◆ **Task objective**:
Search the data for the string "działania" and extract every line where it appears.

═══ Records

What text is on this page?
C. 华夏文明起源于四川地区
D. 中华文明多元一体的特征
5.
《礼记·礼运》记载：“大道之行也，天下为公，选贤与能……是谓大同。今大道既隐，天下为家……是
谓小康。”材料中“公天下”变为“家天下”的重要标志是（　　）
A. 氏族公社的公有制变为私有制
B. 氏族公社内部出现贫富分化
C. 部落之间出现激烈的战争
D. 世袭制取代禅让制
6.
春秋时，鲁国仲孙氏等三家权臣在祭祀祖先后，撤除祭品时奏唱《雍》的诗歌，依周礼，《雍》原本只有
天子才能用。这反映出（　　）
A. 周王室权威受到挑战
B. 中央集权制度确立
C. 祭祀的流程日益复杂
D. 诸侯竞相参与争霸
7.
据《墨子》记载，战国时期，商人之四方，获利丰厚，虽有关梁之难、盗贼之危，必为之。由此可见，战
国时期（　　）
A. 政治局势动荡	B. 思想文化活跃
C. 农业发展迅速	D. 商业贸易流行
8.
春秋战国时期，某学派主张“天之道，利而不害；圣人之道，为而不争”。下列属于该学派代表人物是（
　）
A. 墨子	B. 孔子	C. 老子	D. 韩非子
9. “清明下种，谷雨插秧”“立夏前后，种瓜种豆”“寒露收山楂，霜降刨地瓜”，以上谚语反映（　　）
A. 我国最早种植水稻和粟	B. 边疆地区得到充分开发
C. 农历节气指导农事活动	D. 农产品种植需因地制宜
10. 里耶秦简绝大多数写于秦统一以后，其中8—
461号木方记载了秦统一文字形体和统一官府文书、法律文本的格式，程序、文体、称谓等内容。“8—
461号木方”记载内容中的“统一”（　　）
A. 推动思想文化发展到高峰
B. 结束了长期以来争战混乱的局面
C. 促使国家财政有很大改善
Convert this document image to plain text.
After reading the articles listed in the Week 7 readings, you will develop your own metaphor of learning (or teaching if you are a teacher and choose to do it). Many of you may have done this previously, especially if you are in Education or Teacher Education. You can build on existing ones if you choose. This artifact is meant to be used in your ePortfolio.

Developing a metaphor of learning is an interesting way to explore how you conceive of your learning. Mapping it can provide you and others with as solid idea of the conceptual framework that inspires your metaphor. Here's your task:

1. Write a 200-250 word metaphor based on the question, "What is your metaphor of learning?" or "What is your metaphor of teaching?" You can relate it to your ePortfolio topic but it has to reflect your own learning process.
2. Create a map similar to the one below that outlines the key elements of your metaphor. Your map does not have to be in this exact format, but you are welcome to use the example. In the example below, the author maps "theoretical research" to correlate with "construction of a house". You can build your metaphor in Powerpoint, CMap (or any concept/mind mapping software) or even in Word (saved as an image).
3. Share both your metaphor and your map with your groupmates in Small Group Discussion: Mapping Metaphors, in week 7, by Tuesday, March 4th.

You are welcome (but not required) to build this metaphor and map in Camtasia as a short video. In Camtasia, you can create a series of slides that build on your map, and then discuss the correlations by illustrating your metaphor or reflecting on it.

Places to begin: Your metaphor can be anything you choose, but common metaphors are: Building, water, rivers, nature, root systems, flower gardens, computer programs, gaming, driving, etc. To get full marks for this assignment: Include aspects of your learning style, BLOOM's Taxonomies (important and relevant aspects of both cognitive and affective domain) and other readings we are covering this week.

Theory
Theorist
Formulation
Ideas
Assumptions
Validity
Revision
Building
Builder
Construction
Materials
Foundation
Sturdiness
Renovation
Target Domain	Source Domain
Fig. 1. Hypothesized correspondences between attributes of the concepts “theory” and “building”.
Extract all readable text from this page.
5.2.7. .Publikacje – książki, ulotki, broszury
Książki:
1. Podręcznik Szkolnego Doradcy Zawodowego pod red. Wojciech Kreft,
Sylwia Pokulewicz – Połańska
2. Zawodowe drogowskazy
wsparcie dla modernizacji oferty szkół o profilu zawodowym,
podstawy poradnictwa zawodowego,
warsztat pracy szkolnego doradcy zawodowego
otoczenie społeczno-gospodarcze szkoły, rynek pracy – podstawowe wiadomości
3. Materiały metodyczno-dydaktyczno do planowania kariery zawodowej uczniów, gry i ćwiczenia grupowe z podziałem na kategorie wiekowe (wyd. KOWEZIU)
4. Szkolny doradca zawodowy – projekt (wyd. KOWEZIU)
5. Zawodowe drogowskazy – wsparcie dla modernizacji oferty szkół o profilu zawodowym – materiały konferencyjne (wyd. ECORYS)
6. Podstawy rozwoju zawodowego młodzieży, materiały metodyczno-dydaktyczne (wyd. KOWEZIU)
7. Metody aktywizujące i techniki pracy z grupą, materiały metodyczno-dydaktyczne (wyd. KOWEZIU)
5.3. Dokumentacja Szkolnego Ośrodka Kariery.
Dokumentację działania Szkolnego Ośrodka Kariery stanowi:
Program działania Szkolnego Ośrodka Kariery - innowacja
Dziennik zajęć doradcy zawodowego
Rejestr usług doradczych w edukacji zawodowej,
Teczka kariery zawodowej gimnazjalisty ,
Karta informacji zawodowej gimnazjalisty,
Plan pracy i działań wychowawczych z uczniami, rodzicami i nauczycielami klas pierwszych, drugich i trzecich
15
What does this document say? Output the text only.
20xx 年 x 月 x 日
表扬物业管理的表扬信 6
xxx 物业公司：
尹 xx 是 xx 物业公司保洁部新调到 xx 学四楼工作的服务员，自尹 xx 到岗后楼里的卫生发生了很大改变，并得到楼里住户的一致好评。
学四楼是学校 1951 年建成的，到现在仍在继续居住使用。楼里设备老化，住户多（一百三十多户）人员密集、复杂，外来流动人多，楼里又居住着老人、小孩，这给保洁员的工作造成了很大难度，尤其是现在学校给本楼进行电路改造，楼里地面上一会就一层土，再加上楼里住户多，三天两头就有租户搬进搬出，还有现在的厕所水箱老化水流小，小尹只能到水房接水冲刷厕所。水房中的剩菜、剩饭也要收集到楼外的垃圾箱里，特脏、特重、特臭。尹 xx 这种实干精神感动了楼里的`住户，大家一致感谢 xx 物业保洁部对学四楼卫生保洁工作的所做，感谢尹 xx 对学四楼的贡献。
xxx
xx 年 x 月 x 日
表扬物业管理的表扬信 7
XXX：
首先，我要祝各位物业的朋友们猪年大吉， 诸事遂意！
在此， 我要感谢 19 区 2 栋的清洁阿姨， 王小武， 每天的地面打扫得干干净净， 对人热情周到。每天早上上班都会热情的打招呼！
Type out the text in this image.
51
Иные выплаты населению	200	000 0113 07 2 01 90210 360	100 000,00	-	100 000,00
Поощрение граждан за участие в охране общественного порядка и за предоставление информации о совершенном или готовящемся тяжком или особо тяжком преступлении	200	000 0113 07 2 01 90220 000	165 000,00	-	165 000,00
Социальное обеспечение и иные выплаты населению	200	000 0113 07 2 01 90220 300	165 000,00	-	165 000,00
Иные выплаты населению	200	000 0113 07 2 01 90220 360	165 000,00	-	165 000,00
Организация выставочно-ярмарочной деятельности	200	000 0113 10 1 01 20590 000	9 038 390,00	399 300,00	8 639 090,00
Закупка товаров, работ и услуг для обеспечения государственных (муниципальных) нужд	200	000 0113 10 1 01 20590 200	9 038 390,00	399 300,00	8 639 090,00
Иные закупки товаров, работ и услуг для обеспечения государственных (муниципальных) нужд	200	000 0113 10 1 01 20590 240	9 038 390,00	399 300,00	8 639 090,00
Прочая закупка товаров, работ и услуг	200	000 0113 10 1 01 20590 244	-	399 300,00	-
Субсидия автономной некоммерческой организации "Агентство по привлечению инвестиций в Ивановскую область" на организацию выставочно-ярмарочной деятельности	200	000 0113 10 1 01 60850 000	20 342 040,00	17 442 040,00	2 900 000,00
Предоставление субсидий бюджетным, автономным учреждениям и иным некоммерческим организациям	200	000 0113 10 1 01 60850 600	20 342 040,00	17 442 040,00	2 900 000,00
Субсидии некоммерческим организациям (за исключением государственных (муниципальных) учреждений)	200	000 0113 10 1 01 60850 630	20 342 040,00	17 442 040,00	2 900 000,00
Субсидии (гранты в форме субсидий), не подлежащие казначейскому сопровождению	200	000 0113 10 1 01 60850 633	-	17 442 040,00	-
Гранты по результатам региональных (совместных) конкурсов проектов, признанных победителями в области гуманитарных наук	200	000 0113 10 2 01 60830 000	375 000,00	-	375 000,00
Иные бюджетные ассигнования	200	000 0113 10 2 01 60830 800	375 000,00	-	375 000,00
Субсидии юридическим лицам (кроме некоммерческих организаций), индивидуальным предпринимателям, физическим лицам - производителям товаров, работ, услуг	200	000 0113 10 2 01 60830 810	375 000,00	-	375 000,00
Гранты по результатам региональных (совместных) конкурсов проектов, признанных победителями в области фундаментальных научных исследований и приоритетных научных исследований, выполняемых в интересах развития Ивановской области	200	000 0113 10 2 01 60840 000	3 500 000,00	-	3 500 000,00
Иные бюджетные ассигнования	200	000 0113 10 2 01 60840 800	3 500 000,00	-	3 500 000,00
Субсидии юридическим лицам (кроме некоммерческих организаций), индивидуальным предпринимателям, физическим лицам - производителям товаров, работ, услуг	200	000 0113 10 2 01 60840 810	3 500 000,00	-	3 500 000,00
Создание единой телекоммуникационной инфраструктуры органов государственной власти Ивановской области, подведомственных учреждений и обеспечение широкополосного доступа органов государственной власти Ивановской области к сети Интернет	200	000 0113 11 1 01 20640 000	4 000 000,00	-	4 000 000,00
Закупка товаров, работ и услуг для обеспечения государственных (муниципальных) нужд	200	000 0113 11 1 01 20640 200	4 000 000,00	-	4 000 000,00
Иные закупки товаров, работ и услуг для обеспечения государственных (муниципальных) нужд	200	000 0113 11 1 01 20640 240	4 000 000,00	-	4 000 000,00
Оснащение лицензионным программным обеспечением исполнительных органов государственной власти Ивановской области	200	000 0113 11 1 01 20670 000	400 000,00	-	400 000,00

══════

◆ **Task output**:
Dokumentację działania Szkolnego Ośrodka Kariery stanowi:
Program działania Szkolnego Ośrodka Kariery - innowacja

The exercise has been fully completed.